**Exercise instructions**
In the listing below, locate the lines that hold the string "document". Copy those lines.
==================================================
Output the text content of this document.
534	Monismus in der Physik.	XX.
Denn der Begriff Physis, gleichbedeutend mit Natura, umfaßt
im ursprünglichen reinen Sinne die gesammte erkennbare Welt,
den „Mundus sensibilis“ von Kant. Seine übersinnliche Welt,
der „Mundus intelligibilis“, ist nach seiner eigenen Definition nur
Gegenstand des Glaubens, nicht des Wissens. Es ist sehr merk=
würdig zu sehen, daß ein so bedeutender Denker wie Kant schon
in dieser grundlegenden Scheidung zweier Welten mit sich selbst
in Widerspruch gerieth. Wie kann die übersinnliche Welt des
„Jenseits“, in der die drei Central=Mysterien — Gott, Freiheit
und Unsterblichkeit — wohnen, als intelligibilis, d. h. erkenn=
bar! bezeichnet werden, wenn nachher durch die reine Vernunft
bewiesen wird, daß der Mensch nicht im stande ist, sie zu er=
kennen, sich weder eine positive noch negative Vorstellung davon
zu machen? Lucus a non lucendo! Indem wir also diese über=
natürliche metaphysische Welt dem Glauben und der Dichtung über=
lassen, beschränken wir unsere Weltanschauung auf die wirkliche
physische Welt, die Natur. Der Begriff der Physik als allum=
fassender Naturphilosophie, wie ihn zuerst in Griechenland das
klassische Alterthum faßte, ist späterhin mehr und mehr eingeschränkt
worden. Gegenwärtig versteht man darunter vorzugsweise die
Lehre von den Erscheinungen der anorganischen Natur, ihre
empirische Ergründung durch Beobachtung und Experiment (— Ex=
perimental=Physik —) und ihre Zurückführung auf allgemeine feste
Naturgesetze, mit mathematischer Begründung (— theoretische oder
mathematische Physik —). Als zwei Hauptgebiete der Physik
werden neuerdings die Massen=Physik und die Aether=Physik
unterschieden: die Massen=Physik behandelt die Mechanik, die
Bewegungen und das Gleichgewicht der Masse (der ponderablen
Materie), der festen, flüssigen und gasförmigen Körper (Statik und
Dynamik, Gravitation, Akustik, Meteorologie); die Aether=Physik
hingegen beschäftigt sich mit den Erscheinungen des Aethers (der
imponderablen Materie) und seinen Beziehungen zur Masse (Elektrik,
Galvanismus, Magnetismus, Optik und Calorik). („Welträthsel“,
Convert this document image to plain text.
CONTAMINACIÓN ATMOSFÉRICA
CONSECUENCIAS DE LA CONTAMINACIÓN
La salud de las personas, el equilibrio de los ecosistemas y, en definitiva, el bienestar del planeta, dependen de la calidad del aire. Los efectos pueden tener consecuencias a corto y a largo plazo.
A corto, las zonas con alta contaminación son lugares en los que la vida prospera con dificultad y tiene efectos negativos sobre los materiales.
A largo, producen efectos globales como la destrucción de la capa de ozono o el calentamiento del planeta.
==================================================
**Correct response**
Output the text content of this document.
Convert this document image to plain text.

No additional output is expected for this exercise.